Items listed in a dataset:

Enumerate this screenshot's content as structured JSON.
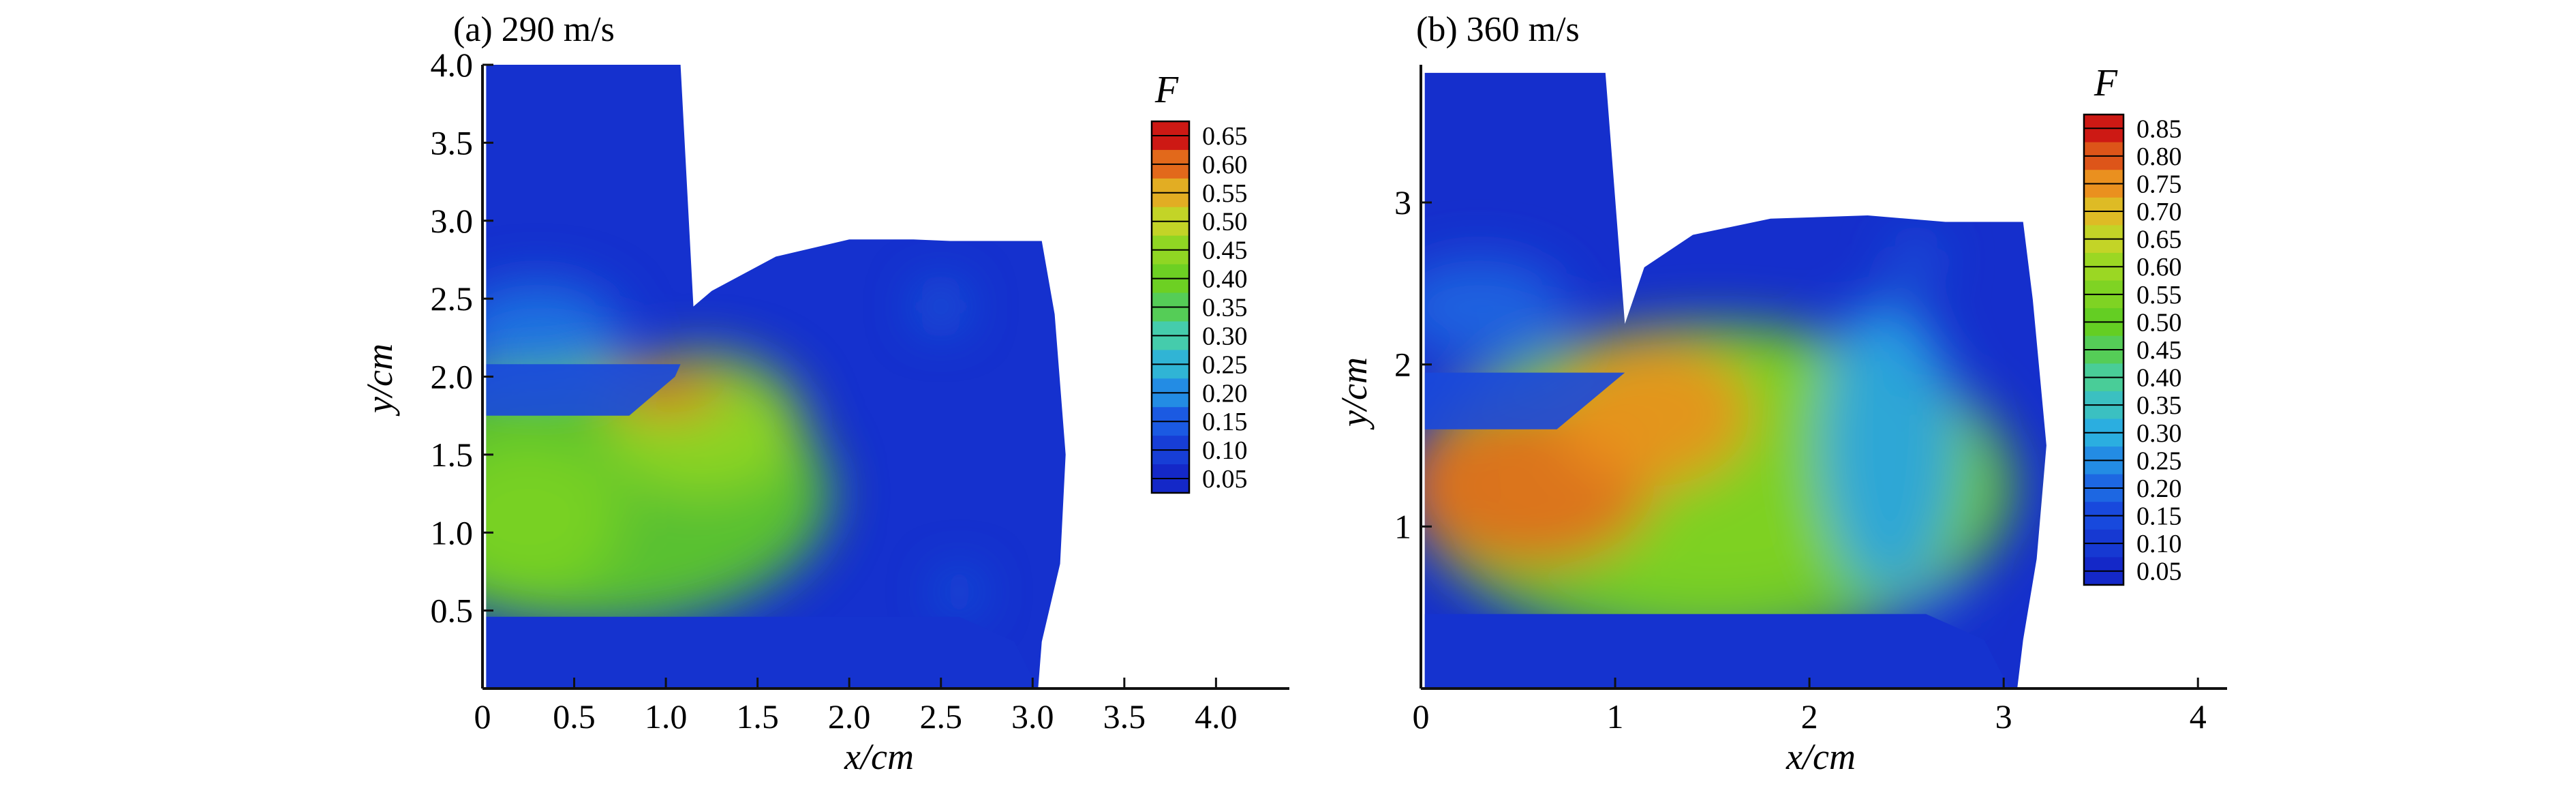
{
  "chart_data": [
    {
      "type": "heatmap",
      "title": "(a) 290 m/s",
      "xlabel": "x/cm",
      "ylabel": "y/cm",
      "xlim": [
        0,
        4.4
      ],
      "ylim": [
        0,
        4.0
      ],
      "xticks": [
        0,
        0.5,
        1.0,
        1.5,
        2.0,
        2.5,
        3.0,
        3.5,
        4.0
      ],
      "xtick_labels": [
        "0",
        "0.5",
        "1.0",
        "1.5",
        "2.0",
        "2.5",
        "3.0",
        "3.5",
        "4.0"
      ],
      "yticks": [
        0.5,
        1.0,
        1.5,
        2.0,
        2.5,
        3.0,
        3.5,
        4.0
      ],
      "ytick_labels": [
        "0.5",
        "1.0",
        "1.5",
        "2.0",
        "2.5",
        "3.0",
        "3.5",
        "4.0"
      ],
      "legend": {
        "title": "F",
        "placement": "top-right",
        "levels": [
          0.65,
          0.6,
          0.55,
          0.5,
          0.45,
          0.4,
          0.35,
          0.3,
          0.25,
          0.2,
          0.15,
          0.1,
          0.05
        ],
        "labels": [
          "0.65",
          "0.60",
          "0.55",
          "0.50",
          "0.45",
          "0.40",
          "0.35",
          "0.30",
          "0.25",
          "0.20",
          "0.15",
          "0.10",
          "0.05"
        ]
      },
      "regions": [
        {
          "shape": "chamber",
          "value": 0.07
        },
        {
          "shape": "ellipse",
          "cx": 0.6,
          "cy": 1.25,
          "rx": 1.3,
          "ry": 0.85,
          "value": 0.38
        },
        {
          "shape": "ellipse",
          "cx": 0.25,
          "cy": 1.1,
          "rx": 0.5,
          "ry": 0.5,
          "value": 0.42
        },
        {
          "shape": "ellipse",
          "cx": 1.2,
          "cy": 1.7,
          "rx": 0.55,
          "ry": 0.45,
          "value": 0.45
        },
        {
          "shape": "ellipse",
          "cx": 1.0,
          "cy": 1.9,
          "rx": 0.32,
          "ry": 0.14,
          "value": 0.6
        },
        {
          "shape": "ellipse",
          "cx": 0.3,
          "cy": 2.3,
          "rx": 0.45,
          "ry": 0.3,
          "value": 0.18
        },
        {
          "shape": "ellipse",
          "cx": 2.5,
          "cy": 2.45,
          "rx": 0.12,
          "ry": 0.12,
          "value": 0.18
        },
        {
          "shape": "ellipse",
          "cx": 2.6,
          "cy": 0.62,
          "rx": 0.1,
          "ry": 0.1,
          "value": 0.18
        }
      ]
    },
    {
      "type": "heatmap",
      "title": "(b) 360 m/s",
      "xlabel": "x/cm",
      "ylabel": "y/cm",
      "xlim": [
        0,
        4.15
      ],
      "ylim": [
        0,
        3.85
      ],
      "xticks": [
        0,
        1,
        2,
        3,
        4
      ],
      "xtick_labels": [
        "0",
        "1",
        "2",
        "3",
        "4"
      ],
      "yticks": [
        1,
        2,
        3
      ],
      "ytick_labels": [
        "1",
        "2",
        "3"
      ],
      "legend": {
        "title": "F",
        "placement": "top-right",
        "levels": [
          0.85,
          0.8,
          0.75,
          0.7,
          0.65,
          0.6,
          0.55,
          0.5,
          0.45,
          0.4,
          0.35,
          0.3,
          0.25,
          0.2,
          0.15,
          0.1,
          0.05
        ],
        "labels": [
          "0.85",
          "0.80",
          "0.75",
          "0.70",
          "0.65",
          "0.60",
          "0.55",
          "0.50",
          "0.45",
          "0.40",
          "0.35",
          "0.30",
          "0.25",
          "0.20",
          "0.15",
          "0.10",
          "0.05"
        ]
      },
      "regions": [
        {
          "shape": "chamber",
          "value": 0.07
        },
        {
          "shape": "ellipse",
          "cx": 1.5,
          "cy": 1.25,
          "rx": 1.55,
          "ry": 1.0,
          "value": 0.52
        },
        {
          "shape": "ellipse",
          "cx": 1.5,
          "cy": 1.35,
          "rx": 1.1,
          "ry": 0.8,
          "value": 0.55
        },
        {
          "shape": "ellipse",
          "cx": 0.55,
          "cy": 1.25,
          "rx": 0.65,
          "ry": 0.5,
          "value": 0.78
        },
        {
          "shape": "ellipse",
          "cx": 1.2,
          "cy": 1.7,
          "rx": 0.5,
          "ry": 0.45,
          "value": 0.75
        },
        {
          "shape": "ellipse",
          "cx": 2.4,
          "cy": 1.5,
          "rx": 0.35,
          "ry": 0.9,
          "value": 0.28
        },
        {
          "shape": "ellipse",
          "cx": 0.3,
          "cy": 2.35,
          "rx": 0.45,
          "ry": 0.3,
          "value": 0.2
        },
        {
          "shape": "ellipse",
          "cx": 2.55,
          "cy": 2.65,
          "rx": 0.12,
          "ry": 0.12,
          "value": 0.2
        },
        {
          "shape": "ellipse",
          "cx": 2.65,
          "cy": 0.55,
          "rx": 0.1,
          "ry": 0.1,
          "value": 0.2
        }
      ]
    }
  ]
}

» Stated problem
Gather from the entries above all lines that include the string "title".

» Solution for this problem
      "title": "(a) 290 m/s",
        "title": "F",
      "title": "(b) 360 m/s",
        "title": "F",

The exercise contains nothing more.